##### Estratto scelto

L’apartheid non finisce mai

Al macLyon una personale di Mary Sibande, esploratrice dell’identità del Sudafrica, e tre installazioni: una di Thameur Mejri, una di David Posth-Kohler e un’altra di Kimsooja

Kimsooja, «A Laundry Woman», 2000. © Adagp, Paris, 2021. Foto: Blaise Adilon
Luana De Micco |  | Lione

Il macLyon presenta la sua nuova stagione di mostre dall’11 febbraio al 10 luglio. Aperto alla creazione artistica internazionale, il museo d’arte contemporanea accoglie una personale, «The Red Ventriloquist», di Mary Sibande, figura centrale della scena artistica sudafricana contemporanea (ha partecipato alla Biennale di Venezia nel 2011).

Nata nel 1982, la Sibande esplora da tempo la costruzione dell’identità del Sudafrica, denunciando le condizioni di vita delle donne della sua famiglia (la madre, la nonna e la bisnonna lavoravano come domestiche) e più in generale delle donne nere in un Paese ancora segnato dalla segregazione razziale, anche anni dopo la fine dell’apartheid.

Nei suoi lavori, di cui è spesso protagonista con coloratissime sculture in scala reale, mette in scena la rabbia, la violenza, il sentimento d’ingiustizia nei confronti delle disuguaglianze strutturali del suo Paese. A Lione propone una grande installazione immersiva e sonora.

##########

→ **Lavoro richiesto**:
A. In quale anno, secondo l'estratto, Mary Sibande ha partecipato alla Biennale di Venezia?
B. Prosegui l'estratto sulla mostra di Mary Sibande al macLyon, ripartendo dopo la sua ultima frase.
Le voci riportate non hanno alcun legame con l'estratto.

##### Dati mostrati

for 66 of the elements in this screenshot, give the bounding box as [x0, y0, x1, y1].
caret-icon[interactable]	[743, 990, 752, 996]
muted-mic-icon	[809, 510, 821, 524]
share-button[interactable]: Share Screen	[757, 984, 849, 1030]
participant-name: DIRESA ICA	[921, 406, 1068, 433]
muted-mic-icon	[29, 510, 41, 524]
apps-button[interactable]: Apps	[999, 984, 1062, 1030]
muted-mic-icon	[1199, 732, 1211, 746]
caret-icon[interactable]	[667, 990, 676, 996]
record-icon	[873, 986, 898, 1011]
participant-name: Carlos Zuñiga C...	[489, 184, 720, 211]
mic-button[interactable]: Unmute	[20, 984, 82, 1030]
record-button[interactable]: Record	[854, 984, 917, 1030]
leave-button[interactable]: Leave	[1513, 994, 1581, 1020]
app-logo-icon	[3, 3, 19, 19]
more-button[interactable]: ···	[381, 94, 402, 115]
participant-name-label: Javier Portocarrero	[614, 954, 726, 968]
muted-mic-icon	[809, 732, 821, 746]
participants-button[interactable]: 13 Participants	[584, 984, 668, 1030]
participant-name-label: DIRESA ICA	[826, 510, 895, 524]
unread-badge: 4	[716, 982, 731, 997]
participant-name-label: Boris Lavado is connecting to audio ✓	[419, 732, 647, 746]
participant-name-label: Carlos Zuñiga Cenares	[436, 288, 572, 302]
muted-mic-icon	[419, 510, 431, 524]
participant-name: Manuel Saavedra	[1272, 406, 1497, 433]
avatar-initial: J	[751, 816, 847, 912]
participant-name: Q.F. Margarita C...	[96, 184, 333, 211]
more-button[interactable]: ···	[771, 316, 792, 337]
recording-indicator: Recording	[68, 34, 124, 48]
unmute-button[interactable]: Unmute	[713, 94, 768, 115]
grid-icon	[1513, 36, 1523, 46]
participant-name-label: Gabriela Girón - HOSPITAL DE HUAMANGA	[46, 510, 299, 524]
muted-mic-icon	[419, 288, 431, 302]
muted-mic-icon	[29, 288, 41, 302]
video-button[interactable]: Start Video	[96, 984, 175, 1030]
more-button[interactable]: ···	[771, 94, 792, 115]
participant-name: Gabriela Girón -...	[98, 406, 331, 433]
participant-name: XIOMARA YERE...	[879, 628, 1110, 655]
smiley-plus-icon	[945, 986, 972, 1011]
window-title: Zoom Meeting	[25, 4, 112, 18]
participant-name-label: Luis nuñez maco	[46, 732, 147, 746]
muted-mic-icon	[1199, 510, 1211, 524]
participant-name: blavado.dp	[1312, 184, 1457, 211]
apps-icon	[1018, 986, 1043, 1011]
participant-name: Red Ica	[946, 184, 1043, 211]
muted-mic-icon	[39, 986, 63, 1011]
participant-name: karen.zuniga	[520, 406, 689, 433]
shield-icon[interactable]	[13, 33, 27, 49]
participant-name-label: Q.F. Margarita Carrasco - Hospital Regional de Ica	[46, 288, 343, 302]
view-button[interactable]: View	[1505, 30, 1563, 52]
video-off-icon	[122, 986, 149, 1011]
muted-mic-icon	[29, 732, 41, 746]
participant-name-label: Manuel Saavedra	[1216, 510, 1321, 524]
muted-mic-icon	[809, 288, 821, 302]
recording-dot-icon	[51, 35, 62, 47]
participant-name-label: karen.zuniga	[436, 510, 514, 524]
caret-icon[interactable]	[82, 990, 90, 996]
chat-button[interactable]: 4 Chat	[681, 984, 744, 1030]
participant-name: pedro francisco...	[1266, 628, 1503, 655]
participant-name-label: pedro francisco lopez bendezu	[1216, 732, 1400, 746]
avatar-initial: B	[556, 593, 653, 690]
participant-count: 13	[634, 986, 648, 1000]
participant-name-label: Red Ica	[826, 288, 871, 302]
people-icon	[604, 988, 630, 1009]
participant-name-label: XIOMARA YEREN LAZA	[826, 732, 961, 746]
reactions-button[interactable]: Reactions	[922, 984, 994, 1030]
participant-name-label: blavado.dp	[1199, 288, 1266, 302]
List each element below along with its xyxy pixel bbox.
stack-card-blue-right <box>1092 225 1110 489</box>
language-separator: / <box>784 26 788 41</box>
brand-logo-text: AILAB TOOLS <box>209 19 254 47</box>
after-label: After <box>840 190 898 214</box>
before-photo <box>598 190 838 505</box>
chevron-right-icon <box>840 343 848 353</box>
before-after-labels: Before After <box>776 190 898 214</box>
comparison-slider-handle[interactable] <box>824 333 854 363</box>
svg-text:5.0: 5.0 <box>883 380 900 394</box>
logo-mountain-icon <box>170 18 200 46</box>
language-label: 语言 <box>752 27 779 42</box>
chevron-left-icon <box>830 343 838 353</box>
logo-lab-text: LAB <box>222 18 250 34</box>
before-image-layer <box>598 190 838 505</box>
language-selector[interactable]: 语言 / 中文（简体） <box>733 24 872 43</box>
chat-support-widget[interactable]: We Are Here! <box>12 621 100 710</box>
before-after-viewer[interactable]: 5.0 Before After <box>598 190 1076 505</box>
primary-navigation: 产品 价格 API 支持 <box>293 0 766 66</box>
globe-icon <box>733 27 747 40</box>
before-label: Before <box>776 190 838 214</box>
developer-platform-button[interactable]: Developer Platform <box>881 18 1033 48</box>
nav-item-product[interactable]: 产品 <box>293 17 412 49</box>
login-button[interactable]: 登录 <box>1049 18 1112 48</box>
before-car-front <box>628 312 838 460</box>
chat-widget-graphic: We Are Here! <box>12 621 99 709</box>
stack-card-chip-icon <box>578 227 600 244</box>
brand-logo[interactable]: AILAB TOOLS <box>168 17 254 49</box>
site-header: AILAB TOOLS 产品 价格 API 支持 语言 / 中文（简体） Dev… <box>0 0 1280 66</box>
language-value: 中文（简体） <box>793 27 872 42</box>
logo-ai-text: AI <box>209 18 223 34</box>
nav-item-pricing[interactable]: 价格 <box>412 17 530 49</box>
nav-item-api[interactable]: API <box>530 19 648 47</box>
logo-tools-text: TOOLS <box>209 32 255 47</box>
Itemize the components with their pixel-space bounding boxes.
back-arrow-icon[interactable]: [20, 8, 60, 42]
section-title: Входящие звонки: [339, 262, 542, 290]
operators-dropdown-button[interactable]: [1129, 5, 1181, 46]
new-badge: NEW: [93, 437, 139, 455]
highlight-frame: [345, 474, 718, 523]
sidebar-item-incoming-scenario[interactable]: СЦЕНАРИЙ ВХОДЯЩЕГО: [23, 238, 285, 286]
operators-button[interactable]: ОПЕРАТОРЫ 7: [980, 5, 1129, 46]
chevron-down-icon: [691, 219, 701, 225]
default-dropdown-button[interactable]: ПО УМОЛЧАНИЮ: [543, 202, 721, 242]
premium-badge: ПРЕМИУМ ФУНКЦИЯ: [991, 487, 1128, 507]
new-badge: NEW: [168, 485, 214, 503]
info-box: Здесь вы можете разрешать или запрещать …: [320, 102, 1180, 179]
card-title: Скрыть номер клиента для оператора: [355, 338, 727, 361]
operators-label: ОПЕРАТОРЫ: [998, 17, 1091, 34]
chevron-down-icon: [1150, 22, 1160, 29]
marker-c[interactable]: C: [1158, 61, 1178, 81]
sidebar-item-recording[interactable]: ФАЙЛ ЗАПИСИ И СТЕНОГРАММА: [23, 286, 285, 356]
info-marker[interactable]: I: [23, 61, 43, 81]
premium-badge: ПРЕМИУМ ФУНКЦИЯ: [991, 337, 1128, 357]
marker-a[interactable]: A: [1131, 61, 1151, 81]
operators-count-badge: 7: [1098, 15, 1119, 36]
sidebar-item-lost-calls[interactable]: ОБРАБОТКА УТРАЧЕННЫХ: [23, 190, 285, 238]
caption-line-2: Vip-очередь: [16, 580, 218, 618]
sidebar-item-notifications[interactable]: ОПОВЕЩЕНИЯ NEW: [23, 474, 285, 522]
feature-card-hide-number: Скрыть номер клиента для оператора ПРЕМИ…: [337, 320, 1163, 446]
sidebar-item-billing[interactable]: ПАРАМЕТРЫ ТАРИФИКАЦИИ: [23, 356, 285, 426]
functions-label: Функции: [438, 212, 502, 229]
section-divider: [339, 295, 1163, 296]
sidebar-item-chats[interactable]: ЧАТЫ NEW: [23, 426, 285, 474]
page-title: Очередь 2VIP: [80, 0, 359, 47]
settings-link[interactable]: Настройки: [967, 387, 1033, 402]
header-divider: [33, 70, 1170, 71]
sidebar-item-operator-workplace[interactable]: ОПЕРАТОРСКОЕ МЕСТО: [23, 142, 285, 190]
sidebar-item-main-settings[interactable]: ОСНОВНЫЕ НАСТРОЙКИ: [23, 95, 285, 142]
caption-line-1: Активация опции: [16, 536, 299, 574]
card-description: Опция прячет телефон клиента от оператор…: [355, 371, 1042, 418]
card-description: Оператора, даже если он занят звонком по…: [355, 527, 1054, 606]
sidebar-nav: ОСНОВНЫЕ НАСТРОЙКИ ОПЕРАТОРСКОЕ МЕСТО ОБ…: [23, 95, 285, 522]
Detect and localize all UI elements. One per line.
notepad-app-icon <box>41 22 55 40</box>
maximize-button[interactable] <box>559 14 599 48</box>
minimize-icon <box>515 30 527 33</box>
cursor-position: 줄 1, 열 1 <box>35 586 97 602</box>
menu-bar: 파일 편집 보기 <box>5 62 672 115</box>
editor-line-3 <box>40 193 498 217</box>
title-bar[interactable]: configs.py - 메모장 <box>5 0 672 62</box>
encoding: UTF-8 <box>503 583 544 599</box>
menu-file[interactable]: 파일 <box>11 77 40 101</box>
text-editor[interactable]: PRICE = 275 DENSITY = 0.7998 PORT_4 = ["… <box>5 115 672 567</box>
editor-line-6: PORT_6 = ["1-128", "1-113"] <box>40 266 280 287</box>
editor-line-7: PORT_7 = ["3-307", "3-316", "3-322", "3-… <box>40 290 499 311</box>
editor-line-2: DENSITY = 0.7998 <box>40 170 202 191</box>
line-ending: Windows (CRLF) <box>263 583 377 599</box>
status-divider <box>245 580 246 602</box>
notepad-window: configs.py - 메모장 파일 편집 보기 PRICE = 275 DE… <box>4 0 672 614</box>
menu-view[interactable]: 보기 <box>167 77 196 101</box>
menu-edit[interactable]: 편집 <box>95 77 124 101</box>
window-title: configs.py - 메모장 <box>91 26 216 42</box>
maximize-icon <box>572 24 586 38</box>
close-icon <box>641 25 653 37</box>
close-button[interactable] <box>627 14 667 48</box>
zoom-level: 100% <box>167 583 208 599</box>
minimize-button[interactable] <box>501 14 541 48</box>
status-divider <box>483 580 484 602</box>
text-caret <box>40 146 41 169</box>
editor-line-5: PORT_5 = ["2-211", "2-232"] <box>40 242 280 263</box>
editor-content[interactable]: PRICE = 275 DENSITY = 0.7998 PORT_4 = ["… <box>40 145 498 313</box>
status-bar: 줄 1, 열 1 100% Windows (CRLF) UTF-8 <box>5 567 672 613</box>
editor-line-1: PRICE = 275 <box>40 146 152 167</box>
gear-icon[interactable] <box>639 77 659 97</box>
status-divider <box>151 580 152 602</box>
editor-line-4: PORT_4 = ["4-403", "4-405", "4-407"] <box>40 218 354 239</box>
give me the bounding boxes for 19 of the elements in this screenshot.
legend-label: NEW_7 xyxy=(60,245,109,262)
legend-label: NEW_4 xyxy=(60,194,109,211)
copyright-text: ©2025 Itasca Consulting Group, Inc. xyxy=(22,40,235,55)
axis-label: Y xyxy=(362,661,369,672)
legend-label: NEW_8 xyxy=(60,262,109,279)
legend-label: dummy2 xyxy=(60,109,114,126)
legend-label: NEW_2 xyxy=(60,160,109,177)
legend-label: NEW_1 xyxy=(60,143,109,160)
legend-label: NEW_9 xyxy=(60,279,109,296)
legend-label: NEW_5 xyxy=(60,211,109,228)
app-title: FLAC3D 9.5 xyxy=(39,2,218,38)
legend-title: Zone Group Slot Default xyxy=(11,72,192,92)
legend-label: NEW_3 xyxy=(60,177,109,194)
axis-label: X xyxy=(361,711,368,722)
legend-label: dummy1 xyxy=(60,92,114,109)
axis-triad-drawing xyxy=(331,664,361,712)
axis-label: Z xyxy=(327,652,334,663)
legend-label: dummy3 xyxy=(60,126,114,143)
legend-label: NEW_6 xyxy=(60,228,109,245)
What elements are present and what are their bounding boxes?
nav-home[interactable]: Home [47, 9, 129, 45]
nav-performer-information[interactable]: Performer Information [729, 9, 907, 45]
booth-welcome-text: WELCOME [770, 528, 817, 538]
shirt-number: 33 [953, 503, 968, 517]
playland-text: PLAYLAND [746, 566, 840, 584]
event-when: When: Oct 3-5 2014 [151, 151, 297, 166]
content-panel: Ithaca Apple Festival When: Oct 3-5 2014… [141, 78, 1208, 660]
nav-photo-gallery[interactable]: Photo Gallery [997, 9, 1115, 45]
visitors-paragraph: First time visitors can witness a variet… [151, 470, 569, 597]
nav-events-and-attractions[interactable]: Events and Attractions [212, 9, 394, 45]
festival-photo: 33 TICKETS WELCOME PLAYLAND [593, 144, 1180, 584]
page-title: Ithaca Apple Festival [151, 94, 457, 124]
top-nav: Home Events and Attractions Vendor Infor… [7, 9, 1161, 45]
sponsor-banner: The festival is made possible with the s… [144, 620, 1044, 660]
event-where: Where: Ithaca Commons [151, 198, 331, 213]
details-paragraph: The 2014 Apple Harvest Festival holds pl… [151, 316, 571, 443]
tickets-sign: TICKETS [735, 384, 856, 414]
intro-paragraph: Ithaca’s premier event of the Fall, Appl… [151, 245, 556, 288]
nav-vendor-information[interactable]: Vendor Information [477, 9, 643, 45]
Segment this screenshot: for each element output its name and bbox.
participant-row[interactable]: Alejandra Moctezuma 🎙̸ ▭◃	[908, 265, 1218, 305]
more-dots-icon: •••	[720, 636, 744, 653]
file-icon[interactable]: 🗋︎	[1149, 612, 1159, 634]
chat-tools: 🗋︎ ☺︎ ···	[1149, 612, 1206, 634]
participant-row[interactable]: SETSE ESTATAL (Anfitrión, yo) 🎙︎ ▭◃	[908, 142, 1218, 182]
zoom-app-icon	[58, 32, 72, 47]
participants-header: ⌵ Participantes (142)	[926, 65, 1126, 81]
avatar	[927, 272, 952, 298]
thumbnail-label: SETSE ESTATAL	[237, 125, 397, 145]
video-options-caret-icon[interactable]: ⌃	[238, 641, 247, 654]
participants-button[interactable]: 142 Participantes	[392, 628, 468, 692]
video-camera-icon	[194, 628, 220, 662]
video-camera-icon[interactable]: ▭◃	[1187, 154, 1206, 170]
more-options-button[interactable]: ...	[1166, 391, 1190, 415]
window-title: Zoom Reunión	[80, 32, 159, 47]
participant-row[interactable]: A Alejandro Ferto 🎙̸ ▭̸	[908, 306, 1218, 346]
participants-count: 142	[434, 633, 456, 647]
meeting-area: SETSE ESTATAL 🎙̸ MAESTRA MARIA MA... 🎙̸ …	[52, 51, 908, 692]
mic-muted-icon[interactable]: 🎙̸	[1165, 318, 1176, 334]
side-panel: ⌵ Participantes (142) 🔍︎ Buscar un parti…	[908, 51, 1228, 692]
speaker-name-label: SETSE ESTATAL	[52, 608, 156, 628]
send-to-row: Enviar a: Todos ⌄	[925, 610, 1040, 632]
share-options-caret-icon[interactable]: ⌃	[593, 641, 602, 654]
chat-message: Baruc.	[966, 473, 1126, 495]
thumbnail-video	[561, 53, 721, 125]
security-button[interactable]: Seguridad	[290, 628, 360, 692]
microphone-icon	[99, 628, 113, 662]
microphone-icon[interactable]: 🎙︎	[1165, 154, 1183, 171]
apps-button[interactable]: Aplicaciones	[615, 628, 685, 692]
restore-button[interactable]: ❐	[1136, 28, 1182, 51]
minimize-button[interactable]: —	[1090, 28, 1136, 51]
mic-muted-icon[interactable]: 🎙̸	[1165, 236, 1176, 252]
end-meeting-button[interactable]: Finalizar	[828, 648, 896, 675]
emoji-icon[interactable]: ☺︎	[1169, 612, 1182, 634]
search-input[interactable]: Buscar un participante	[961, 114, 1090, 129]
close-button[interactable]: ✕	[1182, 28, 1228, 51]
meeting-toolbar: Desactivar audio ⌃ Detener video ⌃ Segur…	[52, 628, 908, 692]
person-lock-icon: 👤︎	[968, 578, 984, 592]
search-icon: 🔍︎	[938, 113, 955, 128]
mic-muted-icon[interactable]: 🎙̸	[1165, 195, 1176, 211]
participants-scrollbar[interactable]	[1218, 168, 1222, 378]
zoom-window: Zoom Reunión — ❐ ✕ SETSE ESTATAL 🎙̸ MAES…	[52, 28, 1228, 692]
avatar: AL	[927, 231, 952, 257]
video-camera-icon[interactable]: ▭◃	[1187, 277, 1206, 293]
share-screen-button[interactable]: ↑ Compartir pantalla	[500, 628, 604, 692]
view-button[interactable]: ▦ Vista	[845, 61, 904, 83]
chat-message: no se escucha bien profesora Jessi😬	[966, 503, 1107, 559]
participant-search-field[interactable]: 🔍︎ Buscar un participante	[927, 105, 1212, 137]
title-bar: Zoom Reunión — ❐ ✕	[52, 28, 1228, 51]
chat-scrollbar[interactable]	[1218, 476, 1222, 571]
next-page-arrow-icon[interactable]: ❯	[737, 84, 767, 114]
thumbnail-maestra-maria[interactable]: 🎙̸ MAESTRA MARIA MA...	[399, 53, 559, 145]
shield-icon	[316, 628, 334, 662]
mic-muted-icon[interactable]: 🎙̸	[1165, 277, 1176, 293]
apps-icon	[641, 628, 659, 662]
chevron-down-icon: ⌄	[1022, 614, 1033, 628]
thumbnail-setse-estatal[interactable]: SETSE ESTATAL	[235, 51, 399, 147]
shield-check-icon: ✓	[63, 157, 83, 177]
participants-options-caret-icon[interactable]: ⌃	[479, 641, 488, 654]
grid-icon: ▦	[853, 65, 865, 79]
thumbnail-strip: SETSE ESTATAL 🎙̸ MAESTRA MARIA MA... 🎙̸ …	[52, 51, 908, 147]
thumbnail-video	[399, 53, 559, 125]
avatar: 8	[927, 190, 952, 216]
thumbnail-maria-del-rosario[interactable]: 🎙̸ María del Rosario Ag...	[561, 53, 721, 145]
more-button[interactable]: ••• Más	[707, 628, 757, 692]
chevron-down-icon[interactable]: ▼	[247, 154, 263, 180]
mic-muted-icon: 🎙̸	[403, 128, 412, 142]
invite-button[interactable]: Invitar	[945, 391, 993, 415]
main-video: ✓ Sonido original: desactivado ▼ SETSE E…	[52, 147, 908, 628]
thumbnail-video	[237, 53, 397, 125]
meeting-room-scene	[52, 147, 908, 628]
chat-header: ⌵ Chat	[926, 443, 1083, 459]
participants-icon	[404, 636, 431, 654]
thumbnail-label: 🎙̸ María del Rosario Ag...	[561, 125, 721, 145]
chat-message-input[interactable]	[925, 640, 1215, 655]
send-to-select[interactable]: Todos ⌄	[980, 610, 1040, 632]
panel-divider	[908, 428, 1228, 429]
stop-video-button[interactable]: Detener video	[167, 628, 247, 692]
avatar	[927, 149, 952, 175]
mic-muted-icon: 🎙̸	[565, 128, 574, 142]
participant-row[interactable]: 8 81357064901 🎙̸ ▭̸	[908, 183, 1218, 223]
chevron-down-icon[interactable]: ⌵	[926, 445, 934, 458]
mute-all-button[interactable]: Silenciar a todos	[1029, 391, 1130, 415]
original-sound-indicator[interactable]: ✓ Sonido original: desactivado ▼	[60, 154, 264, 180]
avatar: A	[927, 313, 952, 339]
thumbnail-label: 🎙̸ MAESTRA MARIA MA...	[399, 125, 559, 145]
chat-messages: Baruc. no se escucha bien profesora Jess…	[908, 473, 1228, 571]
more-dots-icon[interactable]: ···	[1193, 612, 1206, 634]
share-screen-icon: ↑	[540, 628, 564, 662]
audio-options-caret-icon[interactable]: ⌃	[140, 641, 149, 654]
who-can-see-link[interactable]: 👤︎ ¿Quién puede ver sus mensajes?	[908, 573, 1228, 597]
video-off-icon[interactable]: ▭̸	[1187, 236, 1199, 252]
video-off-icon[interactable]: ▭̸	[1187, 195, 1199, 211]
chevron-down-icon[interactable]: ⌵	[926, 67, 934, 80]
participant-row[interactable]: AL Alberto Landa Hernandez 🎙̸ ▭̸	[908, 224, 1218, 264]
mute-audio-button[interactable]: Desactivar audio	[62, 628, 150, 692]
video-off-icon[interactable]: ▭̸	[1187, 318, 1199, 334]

##########

→ **Soluzioni esercizio**:
A. Nel 2011.

B.
Il macLyon ospita anche l’artista tunisino Thameur Mejri con «État d’urgence», un’installazione realizzata appositamente che comprende vaste composizioni di teloni tesi o sospesi nell’aria e dipinti monumentali con cui analizza i meccanismi di potere e di controllo del sistema politico in Tunisia.

Nell’ambito della rassegna «Crossover» il macLyon allestisce anche la monumentale installazione «Sténos» di David Posth-Kohler, realizzata per la Biennale di Lione del 2019 e donata al museo. Le immense sculture di giganti disarticolati entrano in dialogo con opere degli anni Sessanta dell’americano Bruce Nauman, attinte dalla collezione del museo, che interrogano a loro volta sul tema del corpo.

Fino al 13 marzo inoltre è presentata «A Laundry Women», un’installazione poetica, di recente restaurata, dell’artista coreana Kimsooja composta da «bojagi», i tradizionali involti di stoffa per copriletto allestiti su dei fili come fossero panni stesi.